Set exercise
For the data below, report only the number of lines containing the string "Financial".

Material provided
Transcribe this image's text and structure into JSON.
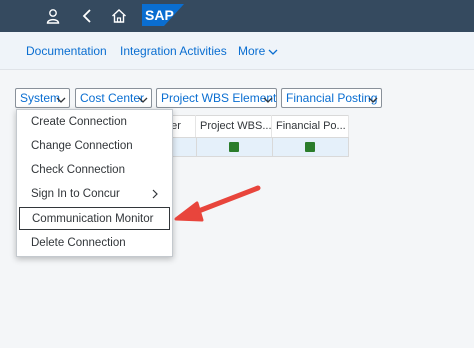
{
  "shell": {
    "buttons": [
      {
        "name": "user-icon"
      },
      {
        "name": "back-icon"
      },
      {
        "name": "home-icon"
      }
    ],
    "logo_text": "SAP",
    "logo_color": "#0a6ed1"
  },
  "menubar": {
    "items": [
      {
        "label": "Documentation"
      },
      {
        "label": "Integration Activities"
      },
      {
        "label": "More"
      }
    ]
  },
  "filters": [
    {
      "label": "System"
    },
    {
      "label": "Cost Center"
    },
    {
      "label": "Project WBS Element"
    },
    {
      "label": "Financial Posting"
    }
  ],
  "table": {
    "headers": [
      "nter",
      "Project WBS...",
      "Financial Po..."
    ],
    "status_color": "#2b7d2b"
  },
  "dropdown": {
    "items": [
      {
        "label": "Create Connection",
        "submenu": false
      },
      {
        "label": "Change Connection",
        "submenu": false
      },
      {
        "label": "Check Connection",
        "submenu": false
      },
      {
        "label": "Sign In to Concur",
        "submenu": true
      },
      {
        "label": "Communication Monitor",
        "submenu": false,
        "selected": true
      },
      {
        "label": "Delete Connection",
        "submenu": false
      }
    ]
  },
  "annotation": {
    "color": "#e8453c"
  }
}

Exercise response
2